== WHAT THE TASK REQUIRES ==
Recast the rows from the one containing "Give me the" down to the one containing "legend-label: Europe (455, 365, 534, 391)", both included, as a numbered list, leaving out blank lines and the pictures.

START RECORDS SHOWN

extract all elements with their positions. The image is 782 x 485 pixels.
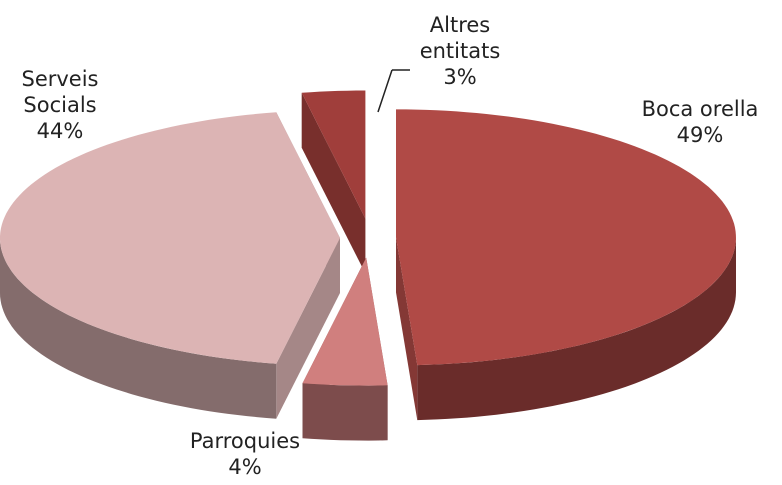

END RECORDS SHOWN
START RECORDS SHOWN

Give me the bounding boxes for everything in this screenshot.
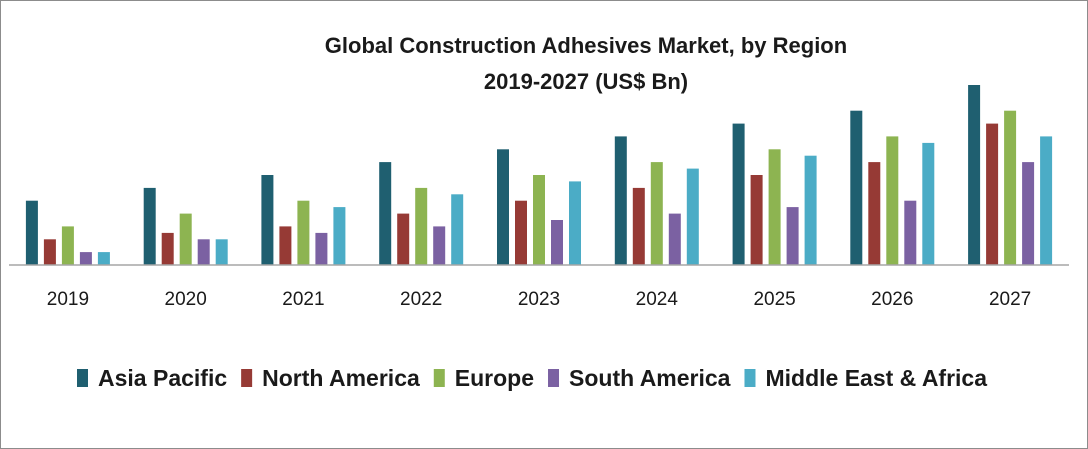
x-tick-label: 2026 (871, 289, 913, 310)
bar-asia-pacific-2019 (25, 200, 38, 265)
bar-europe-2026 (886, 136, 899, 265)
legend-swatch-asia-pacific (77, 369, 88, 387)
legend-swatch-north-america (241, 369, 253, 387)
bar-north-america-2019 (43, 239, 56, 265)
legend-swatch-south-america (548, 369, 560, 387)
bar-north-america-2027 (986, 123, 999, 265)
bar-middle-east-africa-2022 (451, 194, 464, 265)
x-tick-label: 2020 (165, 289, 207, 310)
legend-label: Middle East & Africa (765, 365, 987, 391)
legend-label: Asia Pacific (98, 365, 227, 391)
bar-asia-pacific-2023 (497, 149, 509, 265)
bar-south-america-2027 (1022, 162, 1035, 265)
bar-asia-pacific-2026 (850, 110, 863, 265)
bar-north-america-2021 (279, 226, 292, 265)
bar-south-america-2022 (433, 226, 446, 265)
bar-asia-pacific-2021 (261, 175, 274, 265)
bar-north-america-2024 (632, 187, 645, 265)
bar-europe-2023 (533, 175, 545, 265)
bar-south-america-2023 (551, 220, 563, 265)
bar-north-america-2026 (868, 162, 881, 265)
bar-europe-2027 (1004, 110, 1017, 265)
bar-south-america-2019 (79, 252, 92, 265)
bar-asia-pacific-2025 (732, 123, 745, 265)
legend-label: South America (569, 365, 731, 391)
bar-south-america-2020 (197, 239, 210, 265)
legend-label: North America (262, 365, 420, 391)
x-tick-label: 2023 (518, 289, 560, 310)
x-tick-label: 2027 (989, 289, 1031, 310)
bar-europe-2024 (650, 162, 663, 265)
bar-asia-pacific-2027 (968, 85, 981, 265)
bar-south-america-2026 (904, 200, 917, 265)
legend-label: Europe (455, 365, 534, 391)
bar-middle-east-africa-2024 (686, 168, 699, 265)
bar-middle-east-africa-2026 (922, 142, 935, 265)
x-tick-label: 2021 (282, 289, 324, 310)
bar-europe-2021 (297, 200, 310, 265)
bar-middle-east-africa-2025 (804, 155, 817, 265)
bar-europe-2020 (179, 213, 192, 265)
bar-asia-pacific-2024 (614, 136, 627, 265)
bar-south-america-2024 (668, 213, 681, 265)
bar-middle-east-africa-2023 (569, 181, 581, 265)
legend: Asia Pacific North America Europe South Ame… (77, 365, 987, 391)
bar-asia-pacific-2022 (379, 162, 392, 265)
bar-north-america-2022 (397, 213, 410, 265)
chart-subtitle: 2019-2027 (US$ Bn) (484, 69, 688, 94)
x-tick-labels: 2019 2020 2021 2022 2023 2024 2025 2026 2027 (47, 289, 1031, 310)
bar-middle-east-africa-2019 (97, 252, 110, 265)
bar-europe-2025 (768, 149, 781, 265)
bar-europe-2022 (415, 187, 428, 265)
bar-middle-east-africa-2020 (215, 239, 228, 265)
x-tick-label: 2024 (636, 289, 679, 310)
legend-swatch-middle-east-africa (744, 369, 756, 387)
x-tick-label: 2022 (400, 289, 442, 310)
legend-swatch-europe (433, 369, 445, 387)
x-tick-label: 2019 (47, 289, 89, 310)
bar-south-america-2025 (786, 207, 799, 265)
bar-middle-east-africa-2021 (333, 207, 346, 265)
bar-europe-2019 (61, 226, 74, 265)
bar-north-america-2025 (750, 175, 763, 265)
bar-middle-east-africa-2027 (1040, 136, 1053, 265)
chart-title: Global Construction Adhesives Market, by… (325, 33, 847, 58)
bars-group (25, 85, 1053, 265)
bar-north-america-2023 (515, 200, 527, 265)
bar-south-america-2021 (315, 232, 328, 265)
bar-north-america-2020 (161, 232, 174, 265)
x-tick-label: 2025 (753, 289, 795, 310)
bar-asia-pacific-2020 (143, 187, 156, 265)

END RECORDS SHOWN

== CORRECT RESPONSE ==
1. Give me the bounding boxes for everything in this screenshot.
2. x-tick-label: 2026 (871, 289, 913, 310)
3. bar-asia-pacific-2019 (25, 200, 38, 265)
4. bar-europe-2026 (886, 136, 899, 265)
5. legend-swatch-asia-pacific (77, 369, 88, 387)
6. legend-swatch-north-america (241, 369, 253, 387)
7. bar-north-america-2019 (43, 239, 56, 265)
8. legend-swatch-south-america (548, 369, 560, 387)
9. bar-north-america-2027 (986, 123, 999, 265)
10. bar-middle-east-africa-2022 (451, 194, 464, 265)
11. x-tick-label: 2020 (165, 289, 207, 310)
12. legend-label: Middle East & Africa (765, 365, 987, 391)
13. legend-label: Asia Pacific (98, 365, 227, 391)
14. bar-asia-pacific-2023 (497, 149, 509, 265)
15. bar-south-america-2027 (1022, 162, 1035, 265)
16. bar-asia-pacific-2026 (850, 110, 863, 265)
17. bar-north-america-2021 (279, 226, 292, 265)
18. bar-south-america-2022 (433, 226, 446, 265)
19. bar-asia-pacific-2021 (261, 175, 274, 265)
20. bar-north-america-2024 (632, 187, 645, 265)
21. bar-europe-2023 (533, 175, 545, 265)
22. bar-south-america-2023 (551, 220, 563, 265)
23. bar-north-america-2026 (868, 162, 881, 265)
24. bar-europe-2027 (1004, 110, 1017, 265)
25. bar-south-america-2019 (79, 252, 92, 265)
26. bar-asia-pacific-2025 (732, 123, 745, 265)
27. legend-label: South America (569, 365, 731, 391)
28. bar-south-america-2020 (197, 239, 210, 265)
29. legend-label: North America (262, 365, 420, 391)
30. x-tick-label: 2023 (518, 289, 560, 310)
31. x-tick-label: 2027 (989, 289, 1031, 310)
32. bar-europe-2024 (650, 162, 663, 265)
33. bar-asia-pacific-2027 (968, 85, 981, 265)
34. bar-south-america-2026 (904, 200, 917, 265)
35. legend-label: Europe (455, 365, 534, 391)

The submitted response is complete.